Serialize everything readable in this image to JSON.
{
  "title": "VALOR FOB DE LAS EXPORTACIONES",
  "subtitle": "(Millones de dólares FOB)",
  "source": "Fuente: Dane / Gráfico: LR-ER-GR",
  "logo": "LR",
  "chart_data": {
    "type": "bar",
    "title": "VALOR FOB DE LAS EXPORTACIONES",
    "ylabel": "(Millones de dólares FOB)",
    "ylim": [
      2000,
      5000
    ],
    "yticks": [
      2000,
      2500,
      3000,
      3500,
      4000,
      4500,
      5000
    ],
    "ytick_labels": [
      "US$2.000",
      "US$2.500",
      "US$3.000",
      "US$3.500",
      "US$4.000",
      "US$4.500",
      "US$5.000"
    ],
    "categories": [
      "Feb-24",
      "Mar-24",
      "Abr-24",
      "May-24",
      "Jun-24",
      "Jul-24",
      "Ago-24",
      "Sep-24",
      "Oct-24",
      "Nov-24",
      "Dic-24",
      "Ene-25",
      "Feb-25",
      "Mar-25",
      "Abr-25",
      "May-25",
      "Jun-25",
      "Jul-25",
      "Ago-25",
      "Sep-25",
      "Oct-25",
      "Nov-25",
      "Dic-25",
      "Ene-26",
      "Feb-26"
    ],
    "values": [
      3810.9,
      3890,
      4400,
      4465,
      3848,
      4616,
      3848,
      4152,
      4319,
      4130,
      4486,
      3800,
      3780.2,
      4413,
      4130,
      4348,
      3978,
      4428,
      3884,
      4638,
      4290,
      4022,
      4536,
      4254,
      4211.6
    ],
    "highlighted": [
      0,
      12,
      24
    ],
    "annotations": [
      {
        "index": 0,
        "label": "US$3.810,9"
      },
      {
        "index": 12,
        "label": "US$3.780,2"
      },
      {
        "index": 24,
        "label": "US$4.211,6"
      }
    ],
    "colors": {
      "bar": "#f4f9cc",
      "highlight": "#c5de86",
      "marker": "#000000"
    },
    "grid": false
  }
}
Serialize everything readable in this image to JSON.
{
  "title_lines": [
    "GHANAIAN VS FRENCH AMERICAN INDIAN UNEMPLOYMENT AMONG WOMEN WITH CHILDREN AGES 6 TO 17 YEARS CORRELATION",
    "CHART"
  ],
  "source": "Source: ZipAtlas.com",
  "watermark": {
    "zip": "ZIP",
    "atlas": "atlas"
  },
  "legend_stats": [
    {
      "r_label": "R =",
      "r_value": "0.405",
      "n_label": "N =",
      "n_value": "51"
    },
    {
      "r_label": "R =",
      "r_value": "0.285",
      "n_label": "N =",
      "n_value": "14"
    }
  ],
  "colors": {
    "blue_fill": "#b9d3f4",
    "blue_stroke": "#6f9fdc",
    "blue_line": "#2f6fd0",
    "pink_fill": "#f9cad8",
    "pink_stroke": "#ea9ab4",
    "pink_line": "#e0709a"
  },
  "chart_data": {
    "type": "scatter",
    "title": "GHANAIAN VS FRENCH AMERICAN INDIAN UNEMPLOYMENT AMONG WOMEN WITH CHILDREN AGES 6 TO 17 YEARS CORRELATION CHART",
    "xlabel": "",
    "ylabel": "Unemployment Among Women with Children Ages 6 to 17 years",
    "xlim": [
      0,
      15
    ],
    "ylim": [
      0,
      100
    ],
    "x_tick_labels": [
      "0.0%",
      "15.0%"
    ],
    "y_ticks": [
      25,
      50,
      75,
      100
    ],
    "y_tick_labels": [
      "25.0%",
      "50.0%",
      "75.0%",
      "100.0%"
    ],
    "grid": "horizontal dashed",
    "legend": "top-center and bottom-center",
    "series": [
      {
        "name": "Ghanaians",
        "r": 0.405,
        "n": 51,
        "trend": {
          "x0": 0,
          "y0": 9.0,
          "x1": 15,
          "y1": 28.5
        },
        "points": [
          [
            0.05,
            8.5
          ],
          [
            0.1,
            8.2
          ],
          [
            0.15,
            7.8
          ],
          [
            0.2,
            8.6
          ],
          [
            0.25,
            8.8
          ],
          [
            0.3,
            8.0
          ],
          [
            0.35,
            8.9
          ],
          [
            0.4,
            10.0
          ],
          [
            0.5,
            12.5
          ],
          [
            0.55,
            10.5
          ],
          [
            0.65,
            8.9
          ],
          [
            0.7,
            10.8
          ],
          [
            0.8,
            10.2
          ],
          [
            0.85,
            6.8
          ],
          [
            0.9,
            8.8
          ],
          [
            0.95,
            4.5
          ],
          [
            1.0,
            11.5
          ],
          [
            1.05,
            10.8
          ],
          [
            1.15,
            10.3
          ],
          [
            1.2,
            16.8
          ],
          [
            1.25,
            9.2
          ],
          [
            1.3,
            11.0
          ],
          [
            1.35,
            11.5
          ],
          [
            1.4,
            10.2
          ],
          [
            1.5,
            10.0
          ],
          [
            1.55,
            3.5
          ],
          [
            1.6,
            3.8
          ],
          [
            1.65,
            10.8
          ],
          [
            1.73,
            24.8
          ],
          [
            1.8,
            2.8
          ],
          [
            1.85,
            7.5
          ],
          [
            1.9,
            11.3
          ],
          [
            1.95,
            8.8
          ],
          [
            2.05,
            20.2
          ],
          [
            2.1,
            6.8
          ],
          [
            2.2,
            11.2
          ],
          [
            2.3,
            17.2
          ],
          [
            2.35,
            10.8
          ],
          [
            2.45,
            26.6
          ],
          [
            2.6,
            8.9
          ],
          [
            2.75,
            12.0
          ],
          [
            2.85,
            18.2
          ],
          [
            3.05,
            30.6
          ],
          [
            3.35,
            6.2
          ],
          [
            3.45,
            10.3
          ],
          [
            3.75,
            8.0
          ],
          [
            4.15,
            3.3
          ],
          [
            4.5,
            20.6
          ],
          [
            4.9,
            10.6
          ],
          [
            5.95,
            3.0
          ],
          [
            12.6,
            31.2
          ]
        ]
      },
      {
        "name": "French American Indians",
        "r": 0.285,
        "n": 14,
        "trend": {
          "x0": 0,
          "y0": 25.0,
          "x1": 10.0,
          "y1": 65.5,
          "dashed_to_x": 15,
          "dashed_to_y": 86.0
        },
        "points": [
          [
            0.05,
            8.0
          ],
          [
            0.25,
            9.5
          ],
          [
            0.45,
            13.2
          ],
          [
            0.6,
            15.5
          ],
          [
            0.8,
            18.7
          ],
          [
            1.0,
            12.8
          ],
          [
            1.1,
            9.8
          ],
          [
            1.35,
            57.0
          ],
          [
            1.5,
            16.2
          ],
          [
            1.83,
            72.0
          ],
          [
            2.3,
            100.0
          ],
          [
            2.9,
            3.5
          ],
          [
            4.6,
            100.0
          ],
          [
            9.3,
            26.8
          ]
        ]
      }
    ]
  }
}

== == ==

→ **Challenge**: Each line of the material should be duplicated exactly, please.

→ **Exercise response**:
Serialize everything readable in this image to JSON.
{
  "title": "VALOR FOB DE LAS EXPORTACIONES",
  "subtitle": "(Millones de dólares FOB)",
  "source": "Fuente: Dane / Gráfico: LR-ER-GR",
  "logo": "LR",
  "chart_data": {
    "type": "bar",
    "title": "VALOR FOB DE LAS EXPORTACIONES",
    "ylabel": "(Millones de dólares FOB)",
    "ylim": [
      2000,
      5000
    ],
    "yticks": [
      2000,
      2500,
      3000,
      3500,
      4000,
      4500,
      5000
    ],
    "ytick_labels": [
      "US$2.000",
      "US$2.500",
      "US$3.000",
      "US$3.500",
      "US$4.000",
      "US$4.500",
      "US$5.000"
    ],
    "categories": [
      "Feb-24",
      "Mar-24",
      "Abr-24",
      "May-24",
      "Jun-24",
      "Jul-24",
      "Ago-24",
      "Sep-24",
      "Oct-24",
      "Nov-24",
      "Dic-24",
      "Ene-25",
      "Feb-25",
      "Mar-25",
      "Abr-25",
      "May-25",
      "Jun-25",
      "Jul-25",
      "Ago-25",
      "Sep-25",
      "Oct-25",
      "Nov-25",
      "Dic-25",
      "Ene-26",
      "Feb-26"
    ],
    "values": [
      3810.9,
      3890,
      4400,
      4465,
      3848,
      4616,
      3848,
      4152,
      4319,
      4130,
      4486,
      3800,
      3780.2,
      4413,
      4130,
      4348,
      3978,
      4428,
      3884,
      4638,
      4290,
      4022,
      4536,
      4254,
      4211.6
    ],
    "highlighted": [
      0,
      12,
      24
    ],
    "annotations": [
      {
        "index": 0,
        "label": "US$3.810,9"
      },
      {
        "index": 12,
        "label": "US$3.780,2"
      },
      {
        "index": 24,
        "label": "US$4.211,6"
      }
    ],
    "colors": {
      "bar": "#f4f9cc",
      "highlight": "#c5de86",
      "marker": "#000000"
    },
    "grid": false
  }
}
Serialize everything readable in this image to JSON.
{
  "title_lines": [
    "GHANAIAN VS FRENCH AMERICAN INDIAN UNEMPLOYMENT AMONG WOMEN WITH CHILDREN AGES 6 TO 17 YEARS CORRELATION",
    "CHART"
  ],
  "source": "Source: ZipAtlas.com",
  "watermark": {
    "zip": "ZIP",
    "atlas": "atlas"
  },
  "legend_stats": [
    {
      "r_label": "R =",
      "r_value": "0.405",
      "n_label": "N =",
      "n_value": "51"
    },
    {
      "r_label": "R =",
      "r_value": "0.285",
      "n_label": "N =",
      "n_value": "14"
    }
  ],
  "colors": {
    "blue_fill": "#b9d3f4",
    "blue_stroke": "#6f9fdc",
    "blue_line": "#2f6fd0",
    "pink_fill": "#f9cad8",
    "pink_stroke": "#ea9ab4",
    "pink_line": "#e0709a"
  },
  "chart_data": {
    "type": "scatter",
    "title": "GHANAIAN VS FRENCH AMERICAN INDIAN UNEMPLOYMENT AMONG WOMEN WITH CHILDREN AGES 6 TO 17 YEARS CORRELATION CHART",
    "xlabel": "",
    "ylabel": "Unemployment Among Women with Children Ages 6 to 17 years",
    "xlim": [
      0,
      15
    ],
    "ylim": [
      0,
      100
    ],
    "x_tick_labels": [
      "0.0%",
      "15.0%"
    ],
    "y_ticks": [
      25,
      50,
      75,
      100
    ],
    "y_tick_labels": [
      "25.0%",
      "50.0%",
      "75.0%",
      "100.0%"
    ],
    "grid": "horizontal dashed",
    "legend": "top-center and bottom-center",
    "series": [
      {
        "name": "Ghanaians",
        "r": 0.405,
        "n": 51,
        "trend": {
          "x0": 0,
          "y0": 9.0,
          "x1": 15,
          "y1": 28.5
        },
        "points": [
          [
            0.05,
            8.5
          ],
          [
            0.1,
            8.2
          ],
          [
            0.15,
            7.8
          ],
          [
            0.2,
            8.6
          ],
          [
            0.25,
            8.8
          ],
          [
            0.3,
            8.0
          ],
          [
            0.35,
            8.9
          ],
          [
            0.4,
            10.0
          ],
          [
            0.5,
            12.5
          ],
          [
            0.55,
            10.5
          ],
          [
            0.65,
            8.9
          ],
          [
            0.7,
            10.8
          ],
          [
            0.8,
            10.2
          ],
          [
            0.85,
            6.8
          ],
          [
            0.9,
            8.8
          ],
          [
            0.95,
            4.5
          ],
          [
            1.0,
            11.5
          ],
          [
            1.05,
            10.8
          ],
          [
            1.15,
            10.3
          ],
          [
            1.2,
            16.8
          ],
          [
            1.25,
            9.2
          ],
          [
            1.3,
            11.0
          ],
          [
            1.35,
            11.5
          ],
          [
            1.4,
            10.2
          ],
          [
            1.5,
            10.0
          ],
          [
            1.55,
            3.5
          ],
          [
            1.6,
            3.8
          ],
          [
            1.65,
            10.8
          ],
          [
            1.73,
            24.8
          ],
          [
            1.8,
            2.8
          ],
          [
            1.85,
            7.5
          ],
          [
            1.9,
            11.3
          ],
          [
            1.95,
            8.8
          ],
          [
            2.05,
            20.2
          ],
          [
            2.1,
            6.8
          ],
          [
            2.2,
            11.2
          ],
          [
            2.3,
            17.2
          ],
          [
            2.35,
            10.8
          ],
          [
            2.45,
            26.6
          ],
          [
            2.6,
            8.9
          ],
          [
            2.75,
            12.0
          ],
          [
            2.85,
            18.2
          ],
          [
            3.05,
            30.6
          ],
          [
            3.35,
            6.2
          ],
          [
            3.45,
            10.3
          ],
          [
            3.75,
            8.0
          ],
          [
            4.15,
            3.3
          ],
          [
            4.5,
            20.6
          ],
          [
            4.9,
            10.6
          ],
          [
            5.95,
            3.0
          ],
          [
            12.6,
            31.2
          ]
        ]
      },
      {
        "name": "French American Indians",
        "r": 0.285,
        "n": 14,
        "trend": {
          "x0": 0,
          "y0": 25.0,
          "x1": 10.0,
          "y1": 65.5,
          "dashed_to_x": 15,
          "dashed_to_y": 86.0
        },
        "points": [
          [
            0.05,
            8.0
          ],
          [
            0.25,
            9.5
          ],
          [
            0.45,
            13.2
          ],
          [
            0.6,
            15.5
          ],
          [
            0.8,
            18.7
          ],
          [
            1.0,
            12.8
          ],
          [
            1.1,
            9.8
          ],
          [
            1.35,
            57.0
          ],
          [
            1.5,
            16.2
          ],
          [
            1.83,
            72.0
          ],
          [
            2.3,
            100.0
          ],
          [
            2.9,
            3.5
          ],
          [
            4.6,
            100.0
          ],
          [
            9.3,
            26.8
          ]
        ]
      }
    ]
  }
}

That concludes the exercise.